Repeat every line exactly, keeping the pictures out of the copy.
** Start of SUPPLIED RECORDS **
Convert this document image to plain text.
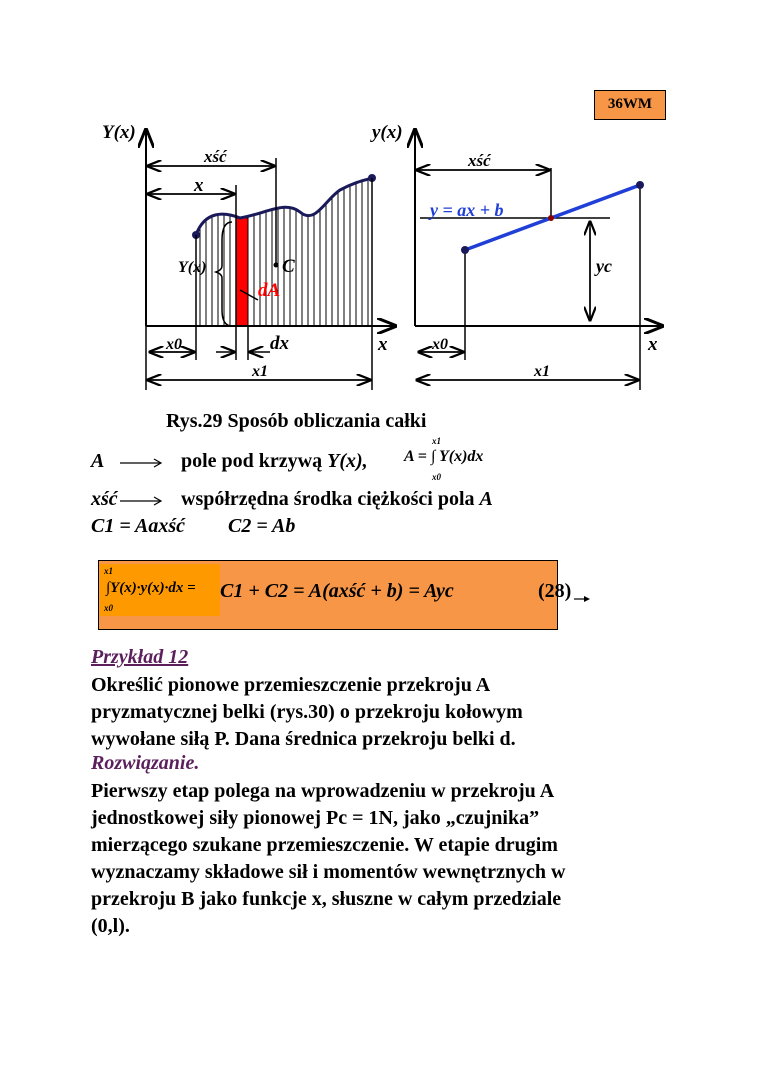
36WM
Y(x)
x
xść
x
Y(x)	C
dA
x0	dx
x1
y(x)
x
xść
y = ax + b
yc
x0
x1
Rys.29 Sposób obliczania całki
A	pole pod krzywą Y(x), A = ∫ Y(x)dx
x1
x0
xść	współrzędna środka ciężkości pola A
C1 = Aaxść C2 = Ab
∫Y(x)·y(x)·dx =
x1
x0
C1 + C2 = A(axść + b) = Ayc	(28)
Przykład 12
Określić pionowe przemieszczenie przekroju A
pryzmatycznej belki (rys.30) o przekroju kołowym
wywołane siłą P. Dana średnica przekroju belki d.
Rozwiązanie.
Pierwszy etap polega na wprowadzeniu w przekroju A
jednostkowej siły pionowej Pc = 1N, jako „czujnika”
mierzącego szukane przemieszczenie. W etapie drugim
wyznaczamy składowe sił i momentów wewnętrznych w
przekroju B jako funkcje x, słuszne w całym przedziale
(0,l).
** End of SUPPLIED RECORDS **
[RESPONSE TO THE TASK]:
Convert this document image to plain text.
36WM
Y(x)
x
xść
x
Y(x)	C
dA
x0	dx
x1
y(x)
x
xść
y = ax + b
yc
x0
x1
Rys.29 Sposób obliczania całki
A	pole pod krzywą Y(x), A = ∫ Y(x)dx
x1
x0
xść	współrzędna środka ciężkości pola A
C1 = Aaxść C2 = Ab
∫Y(x)·y(x)·dx =
x1
x0
C1 + C2 = A(axść + b) = Ayc	(28)
Przykład 12
Określić pionowe przemieszczenie przekroju A
pryzmatycznej belki (rys.30) o przekroju kołowym
wywołane siłą P. Dana średnica przekroju belki d.
Rozwiązanie.
Pierwszy etap polega na wprowadzeniu w przekroju A
jednostkowej siły pionowej Pc = 1N, jako „czujnika”
mierzącego szukane przemieszczenie. W etapie drugim
wyznaczamy składowe sił i momentów wewnętrznych w
przekroju B jako funkcje x, słuszne w całym przedziale
(0,l).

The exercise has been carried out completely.